▸ Listed entries
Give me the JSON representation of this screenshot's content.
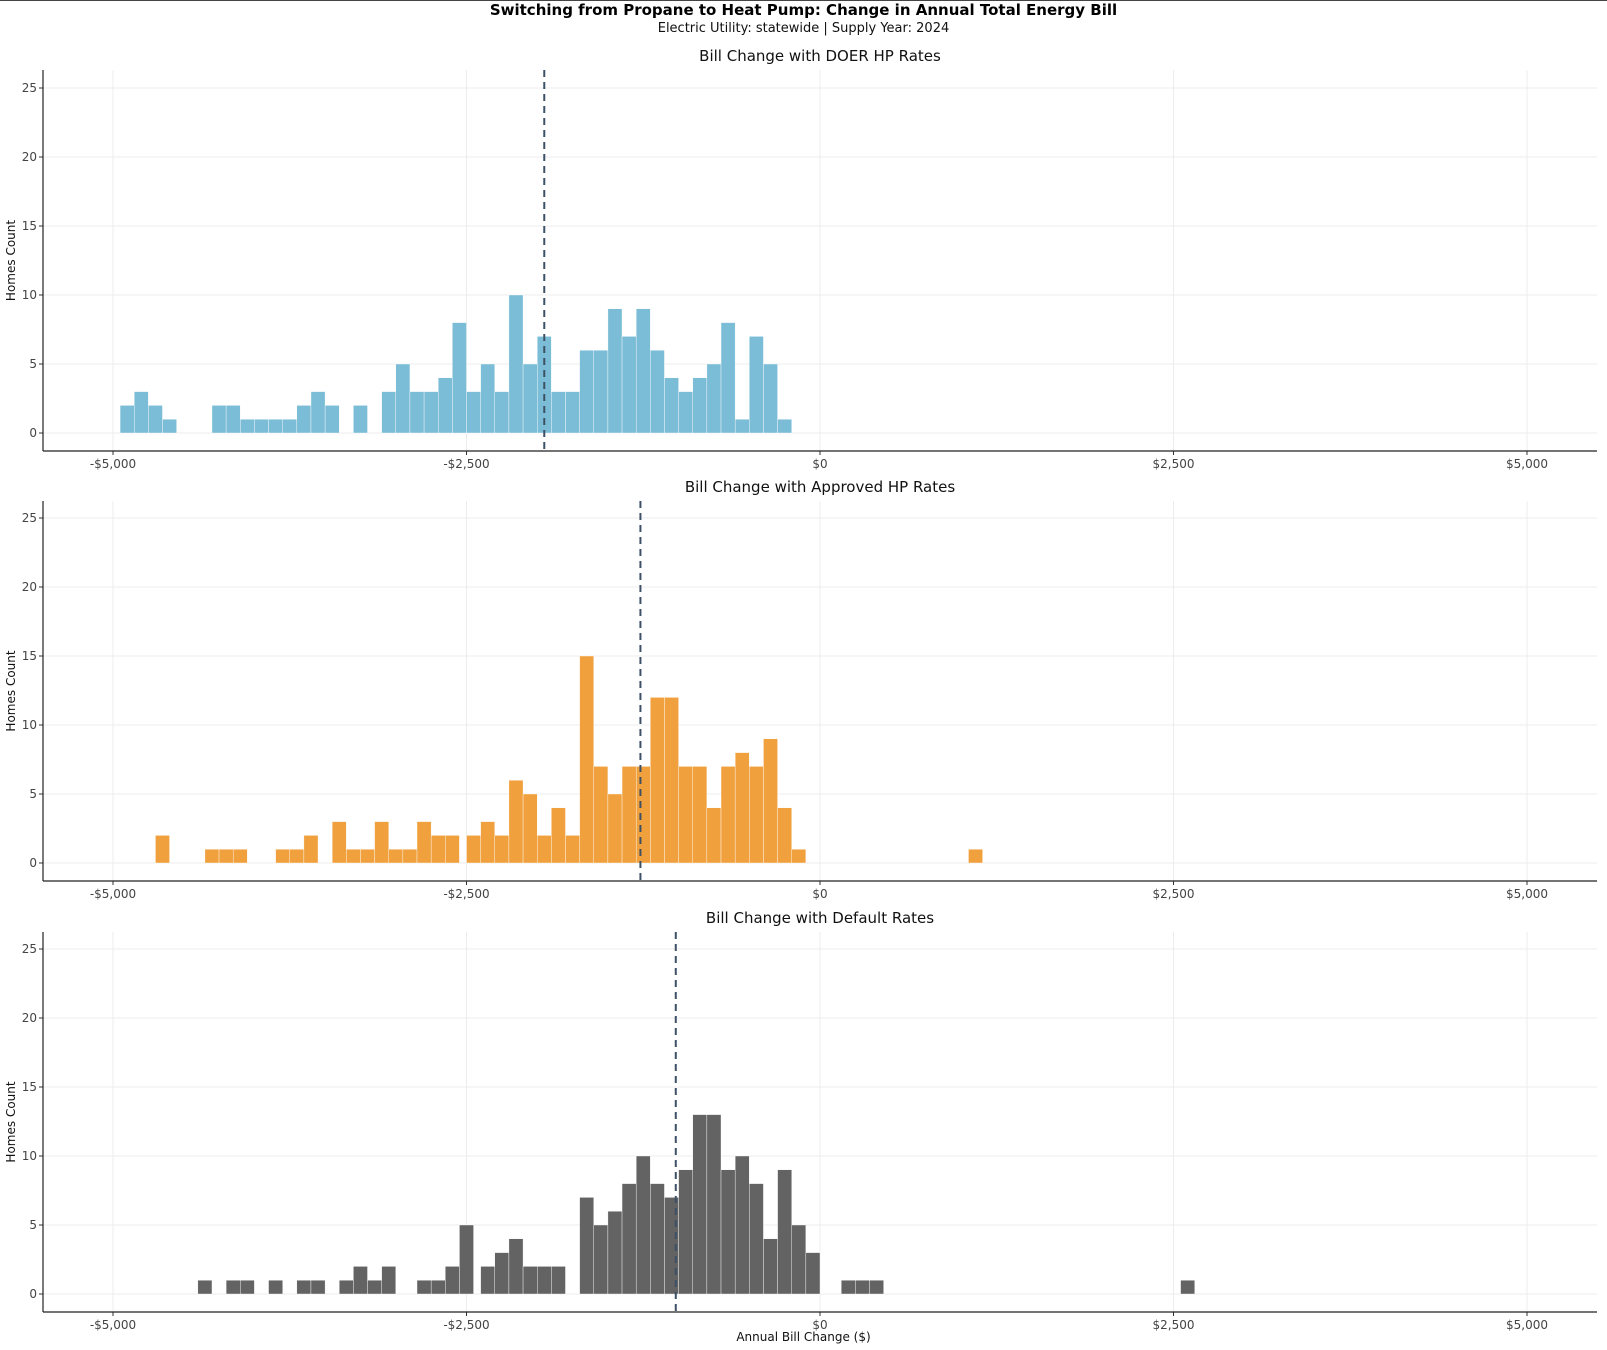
{
  "title": "Switching from Propane to Heat Pump: Change in Annual Total Energy Bill",
  "subtitle": "Electric Utility: statewide | Supply Year: 2024",
  "x_axis_title": "Annual Bill Change ($)",
  "chart_data": [
    {
      "type": "bar",
      "chart_kind": "histogram",
      "title": "Bill Change with DOER HP Rates",
      "ylabel": "Homes Count",
      "xlabel": "Annual Bill Change ($)",
      "color": "#7bbdd6",
      "bin_width": 100,
      "xlim": [
        -5500,
        5500
      ],
      "ylim": [
        0,
        26
      ],
      "xticks": [
        -5000,
        -2500,
        0,
        2500,
        5000
      ],
      "xtick_labels": [
        "-$5,000",
        "-$2,500",
        "$0",
        "$2,500",
        "$5,000"
      ],
      "yticks": [
        0,
        5,
        10,
        15,
        20,
        25
      ],
      "ytick_labels": [
        "0",
        "5",
        "10",
        "15",
        "20",
        "25"
      ],
      "median_line": -1950,
      "bin_starts": [
        -4950,
        -4850,
        -4750,
        -4650,
        -4300,
        -4200,
        -4100,
        -4000,
        -3900,
        -3800,
        -3700,
        -3600,
        -3500,
        -3300,
        -3100,
        -3000,
        -2900,
        -2800,
        -2700,
        -2600,
        -2500,
        -2400,
        -2300,
        -2200,
        -2100,
        -2000,
        -1900,
        -1800,
        -1700,
        -1600,
        -1500,
        -1400,
        -1300,
        -1200,
        -1100,
        -1000,
        -900,
        -800,
        -700,
        -600,
        -500,
        -400,
        -300
      ],
      "values": [
        2,
        3,
        2,
        1,
        2,
        2,
        1,
        1,
        1,
        1,
        2,
        3,
        2,
        2,
        3,
        5,
        3,
        3,
        4,
        8,
        3,
        5,
        3,
        10,
        5,
        7,
        3,
        3,
        6,
        6,
        9,
        7,
        9,
        6,
        4,
        3,
        4,
        5,
        8,
        1,
        7,
        5,
        1
      ]
    },
    {
      "type": "bar",
      "chart_kind": "histogram",
      "title": "Bill Change with Approved HP Rates",
      "ylabel": "Homes Count",
      "xlabel": "Annual Bill Change ($)",
      "color": "#f0a03c",
      "bin_width": 100,
      "xlim": [
        -5500,
        5500
      ],
      "ylim": [
        0,
        26
      ],
      "xticks": [
        -5000,
        -2500,
        0,
        2500,
        5000
      ],
      "xtick_labels": [
        "-$5,000",
        "-$2,500",
        "$0",
        "$2,500",
        "$5,000"
      ],
      "yticks": [
        0,
        5,
        10,
        15,
        20,
        25
      ],
      "ytick_labels": [
        "0",
        "5",
        "10",
        "15",
        "20",
        "25"
      ],
      "median_line": -1270,
      "bin_starts": [
        -4700,
        -4350,
        -4250,
        -4150,
        -3850,
        -3750,
        -3650,
        -3450,
        -3350,
        -3250,
        -3150,
        -3050,
        -2950,
        -2850,
        -2750,
        -2650,
        -2500,
        -2400,
        -2300,
        -2200,
        -2100,
        -2000,
        -1900,
        -1800,
        -1700,
        -1600,
        -1500,
        -1400,
        -1300,
        -1200,
        -1100,
        -1000,
        -900,
        -800,
        -700,
        -600,
        -500,
        -400,
        -300,
        -200,
        1050
      ],
      "values": [
        2,
        1,
        1,
        1,
        1,
        1,
        2,
        3,
        1,
        1,
        3,
        1,
        1,
        3,
        2,
        2,
        2,
        3,
        2,
        6,
        5,
        2,
        4,
        2,
        15,
        7,
        5,
        7,
        7,
        12,
        12,
        7,
        7,
        4,
        7,
        8,
        7,
        9,
        4,
        1,
        1
      ]
    },
    {
      "type": "bar",
      "chart_kind": "histogram",
      "title": "Bill Change with Default Rates",
      "ylabel": "Homes Count",
      "xlabel": "Annual Bill Change ($)",
      "color": "#636363",
      "bin_width": 100,
      "xlim": [
        -5500,
        5500
      ],
      "ylim": [
        0,
        26
      ],
      "xticks": [
        -5000,
        -2500,
        0,
        2500,
        5000
      ],
      "xtick_labels": [
        "-$5,000",
        "-$2,500",
        "$0",
        "$2,500",
        "$5,000"
      ],
      "yticks": [
        0,
        5,
        10,
        15,
        20,
        25
      ],
      "ytick_labels": [
        "0",
        "5",
        "10",
        "15",
        "20",
        "25"
      ],
      "median_line": -1020,
      "bin_starts": [
        -4400,
        -4200,
        -4100,
        -3900,
        -3700,
        -3600,
        -3400,
        -3300,
        -3200,
        -3100,
        -2850,
        -2750,
        -2650,
        -2550,
        -2400,
        -2300,
        -2200,
        -2100,
        -2000,
        -1900,
        -1700,
        -1600,
        -1500,
        -1400,
        -1300,
        -1200,
        -1100,
        -1000,
        -900,
        -800,
        -700,
        -600,
        -500,
        -400,
        -300,
        -200,
        -100,
        150,
        250,
        350,
        2550
      ],
      "values": [
        1,
        1,
        1,
        1,
        1,
        1,
        1,
        2,
        1,
        2,
        1,
        1,
        2,
        5,
        2,
        3,
        4,
        2,
        2,
        2,
        7,
        5,
        6,
        8,
        10,
        8,
        7,
        9,
        13,
        13,
        9,
        10,
        8,
        4,
        9,
        5,
        3,
        1,
        1,
        1,
        1
      ]
    }
  ]
}
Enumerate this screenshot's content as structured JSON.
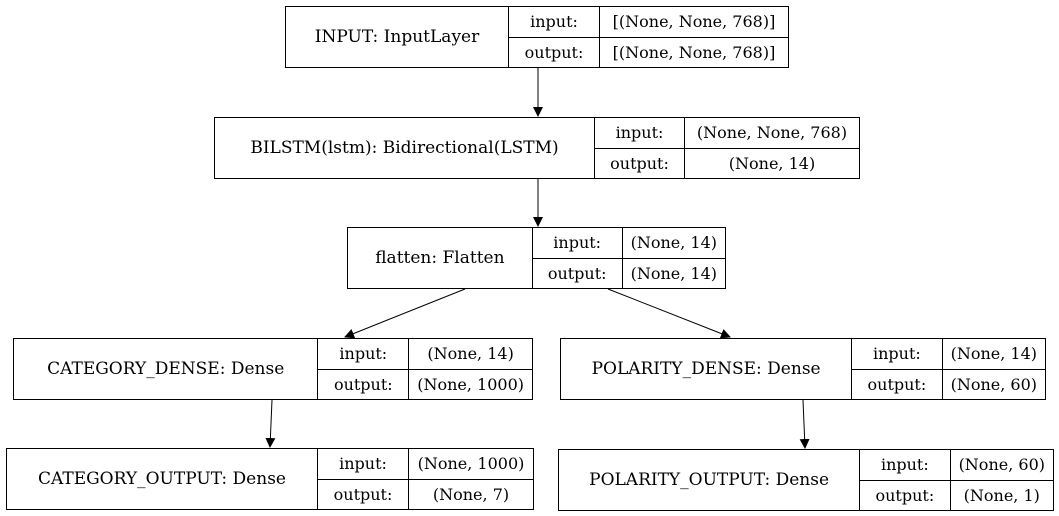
{
  "nodes": [
    {
      "id": "input",
      "name": "INPUT: InputLayer",
      "input_label": "input:",
      "output_label": "output:",
      "input_shape": "[(None, None, 768)]",
      "output_shape": "[(None, None, 768)]"
    },
    {
      "id": "bilstm",
      "name": "BILSTM(lstm): Bidirectional(LSTM)",
      "input_label": "input:",
      "output_label": "output:",
      "input_shape": "(None, None, 768)",
      "output_shape": "(None, 14)"
    },
    {
      "id": "flatten",
      "name": "flatten: Flatten",
      "input_label": "input:",
      "output_label": "output:",
      "input_shape": "(None, 14)",
      "output_shape": "(None, 14)"
    },
    {
      "id": "category_dense",
      "name": "CATEGORY_DENSE: Dense",
      "input_label": "input:",
      "output_label": "output:",
      "input_shape": "(None, 14)",
      "output_shape": "(None, 1000)"
    },
    {
      "id": "polarity_dense",
      "name": "POLARITY_DENSE: Dense",
      "input_label": "input:",
      "output_label": "output:",
      "input_shape": "(None, 14)",
      "output_shape": "(None, 60)"
    },
    {
      "id": "category_output",
      "name": "CATEGORY_OUTPUT: Dense",
      "input_label": "input:",
      "output_label": "output:",
      "input_shape": "(None, 1000)",
      "output_shape": "(None, 7)"
    },
    {
      "id": "polarity_output",
      "name": "POLARITY_OUTPUT: Dense",
      "input_label": "input:",
      "output_label": "output:",
      "input_shape": "(None, 60)",
      "output_shape": "(None, 1)"
    }
  ],
  "edges": [
    {
      "from": "input",
      "to": "bilstm"
    },
    {
      "from": "bilstm",
      "to": "flatten"
    },
    {
      "from": "flatten",
      "to": "category_dense"
    },
    {
      "from": "flatten",
      "to": "polarity_dense"
    },
    {
      "from": "category_dense",
      "to": "category_output"
    },
    {
      "from": "polarity_dense",
      "to": "polarity_output"
    }
  ]
}
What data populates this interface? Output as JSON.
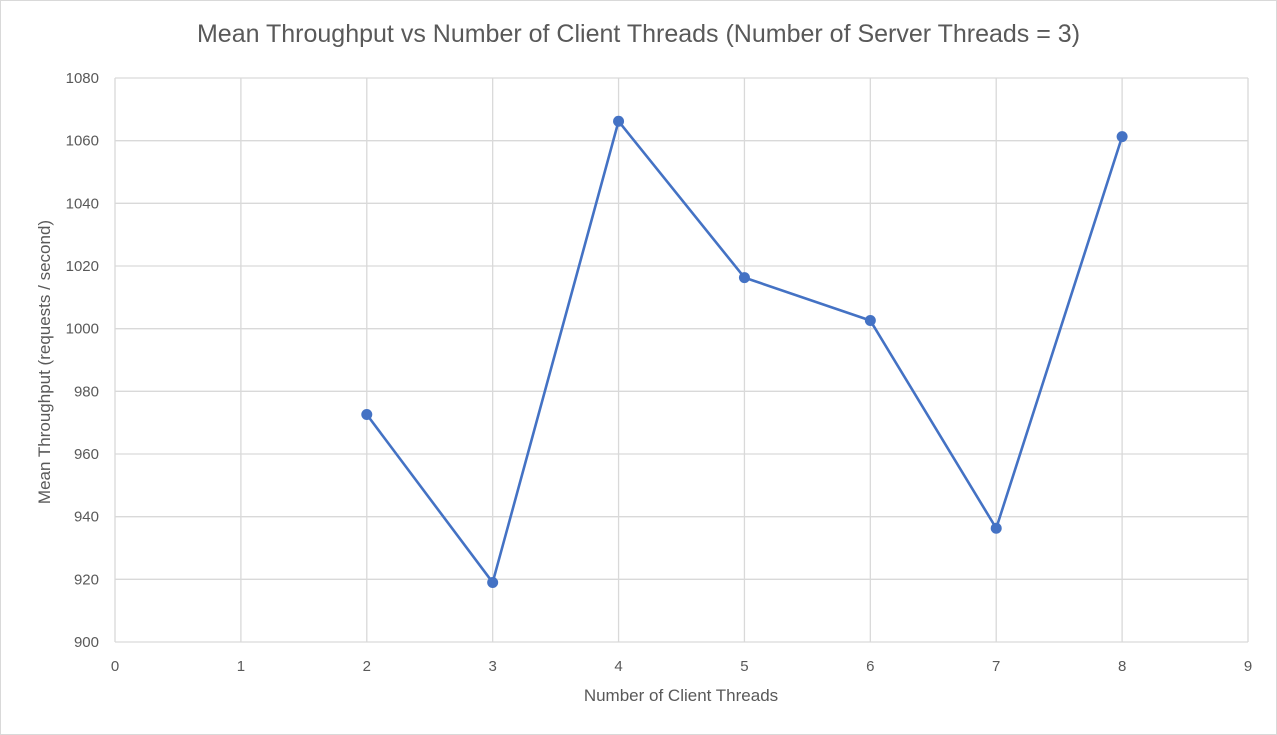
{
  "chart_data": {
    "type": "line",
    "title": "Mean Throughput vs Number of Client Threads (Number of Server Threads = 3)",
    "xlabel": "Number of Client Threads",
    "ylabel": "Mean Throughput (requests / second)",
    "xlim": [
      0,
      9
    ],
    "ylim": [
      900,
      1080
    ],
    "x_ticks": [
      "0",
      "1",
      "2",
      "3",
      "4",
      "5",
      "6",
      "7",
      "8",
      "9"
    ],
    "y_ticks": [
      "900",
      "920",
      "940",
      "960",
      "980",
      "1000",
      "1020",
      "1040",
      "1060",
      "1080"
    ],
    "grid": true,
    "legend": "none",
    "series": [
      {
        "color": "#4472c4",
        "points": [
          {
            "x": 2,
            "y": 972.6
          },
          {
            "x": 3,
            "y": 919.0
          },
          {
            "x": 4,
            "y": 1066.2
          },
          {
            "x": 5,
            "y": 1016.3
          },
          {
            "x": 6,
            "y": 1002.6
          },
          {
            "x": 7,
            "y": 936.3
          },
          {
            "x": 8,
            "y": 1061.3
          }
        ]
      }
    ]
  },
  "colors": {
    "grid": "#d9d9d9",
    "series": "#4472c4",
    "text": "#595959"
  }
}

▸ What you need to do
Considering only the records above, state the number of lines that include the word "flatten", with nothing added.

▸ Task result
5